Provided data
** start **

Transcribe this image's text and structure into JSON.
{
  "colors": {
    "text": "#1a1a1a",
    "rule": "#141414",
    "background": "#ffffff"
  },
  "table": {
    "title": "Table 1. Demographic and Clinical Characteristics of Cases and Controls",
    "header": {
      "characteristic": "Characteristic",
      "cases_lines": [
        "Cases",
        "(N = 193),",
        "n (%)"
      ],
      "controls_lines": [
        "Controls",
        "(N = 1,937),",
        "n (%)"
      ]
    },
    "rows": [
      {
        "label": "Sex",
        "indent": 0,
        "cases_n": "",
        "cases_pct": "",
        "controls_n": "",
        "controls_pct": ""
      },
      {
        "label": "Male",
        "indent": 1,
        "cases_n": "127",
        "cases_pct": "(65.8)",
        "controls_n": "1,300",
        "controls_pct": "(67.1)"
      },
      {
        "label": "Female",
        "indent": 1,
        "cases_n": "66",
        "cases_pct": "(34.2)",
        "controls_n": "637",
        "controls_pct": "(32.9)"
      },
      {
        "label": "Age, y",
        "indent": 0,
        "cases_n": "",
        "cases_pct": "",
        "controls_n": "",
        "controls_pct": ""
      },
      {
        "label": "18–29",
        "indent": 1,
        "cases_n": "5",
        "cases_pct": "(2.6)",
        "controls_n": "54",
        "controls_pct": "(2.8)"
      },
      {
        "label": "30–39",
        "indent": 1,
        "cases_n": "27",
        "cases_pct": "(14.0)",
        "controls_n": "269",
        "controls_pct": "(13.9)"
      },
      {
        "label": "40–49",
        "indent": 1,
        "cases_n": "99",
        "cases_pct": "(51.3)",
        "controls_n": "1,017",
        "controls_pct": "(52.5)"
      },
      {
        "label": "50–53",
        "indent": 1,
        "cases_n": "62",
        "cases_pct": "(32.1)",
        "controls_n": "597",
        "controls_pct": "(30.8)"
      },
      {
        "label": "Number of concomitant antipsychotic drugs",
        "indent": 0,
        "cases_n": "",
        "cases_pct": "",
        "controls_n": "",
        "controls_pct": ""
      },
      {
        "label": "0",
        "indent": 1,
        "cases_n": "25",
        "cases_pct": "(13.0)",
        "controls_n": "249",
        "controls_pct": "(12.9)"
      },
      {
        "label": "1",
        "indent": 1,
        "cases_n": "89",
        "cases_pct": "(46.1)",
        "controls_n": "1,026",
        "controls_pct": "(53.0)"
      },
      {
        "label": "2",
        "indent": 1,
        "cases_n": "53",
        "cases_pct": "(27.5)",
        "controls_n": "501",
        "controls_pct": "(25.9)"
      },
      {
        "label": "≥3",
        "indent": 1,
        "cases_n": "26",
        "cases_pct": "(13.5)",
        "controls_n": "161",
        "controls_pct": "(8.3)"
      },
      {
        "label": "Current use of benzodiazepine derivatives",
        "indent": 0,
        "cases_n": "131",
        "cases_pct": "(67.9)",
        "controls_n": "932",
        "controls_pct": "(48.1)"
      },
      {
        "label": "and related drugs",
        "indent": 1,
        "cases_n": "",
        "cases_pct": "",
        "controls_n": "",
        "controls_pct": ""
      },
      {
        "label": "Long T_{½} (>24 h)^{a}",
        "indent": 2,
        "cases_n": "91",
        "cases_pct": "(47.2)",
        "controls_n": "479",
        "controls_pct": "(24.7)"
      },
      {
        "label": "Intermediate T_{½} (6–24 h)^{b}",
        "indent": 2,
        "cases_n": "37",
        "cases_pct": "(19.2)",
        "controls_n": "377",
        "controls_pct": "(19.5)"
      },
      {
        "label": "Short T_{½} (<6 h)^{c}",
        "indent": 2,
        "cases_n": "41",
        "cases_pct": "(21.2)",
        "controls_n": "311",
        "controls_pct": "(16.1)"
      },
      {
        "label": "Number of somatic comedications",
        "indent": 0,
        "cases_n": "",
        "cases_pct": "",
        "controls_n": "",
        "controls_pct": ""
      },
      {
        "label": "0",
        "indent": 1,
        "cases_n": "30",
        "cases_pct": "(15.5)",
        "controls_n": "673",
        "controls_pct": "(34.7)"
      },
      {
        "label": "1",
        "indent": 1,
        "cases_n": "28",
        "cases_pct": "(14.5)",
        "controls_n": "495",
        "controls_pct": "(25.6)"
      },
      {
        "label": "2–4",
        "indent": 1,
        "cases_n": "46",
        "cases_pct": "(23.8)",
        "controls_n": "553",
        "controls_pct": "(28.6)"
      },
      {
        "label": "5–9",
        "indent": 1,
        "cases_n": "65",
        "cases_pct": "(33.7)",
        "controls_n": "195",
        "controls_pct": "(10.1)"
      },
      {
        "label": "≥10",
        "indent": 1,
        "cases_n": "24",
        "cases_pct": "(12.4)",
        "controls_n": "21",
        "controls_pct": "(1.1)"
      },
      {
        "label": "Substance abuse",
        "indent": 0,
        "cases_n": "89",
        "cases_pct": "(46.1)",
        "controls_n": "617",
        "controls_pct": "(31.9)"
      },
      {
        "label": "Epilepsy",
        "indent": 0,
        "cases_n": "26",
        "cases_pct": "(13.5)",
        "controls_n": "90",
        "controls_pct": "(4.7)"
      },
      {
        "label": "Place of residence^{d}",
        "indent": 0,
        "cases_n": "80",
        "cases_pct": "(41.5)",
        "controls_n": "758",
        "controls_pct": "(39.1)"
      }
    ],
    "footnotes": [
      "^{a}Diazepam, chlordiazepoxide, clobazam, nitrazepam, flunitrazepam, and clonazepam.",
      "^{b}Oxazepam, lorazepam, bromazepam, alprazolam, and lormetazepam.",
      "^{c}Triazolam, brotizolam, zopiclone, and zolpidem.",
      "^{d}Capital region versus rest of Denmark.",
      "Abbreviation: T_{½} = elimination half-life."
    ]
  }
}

** end **

Copy out every line where the word "text" occurs.

Transcribe this image's text and structure into JSON.
    "text": "#1a1a1a",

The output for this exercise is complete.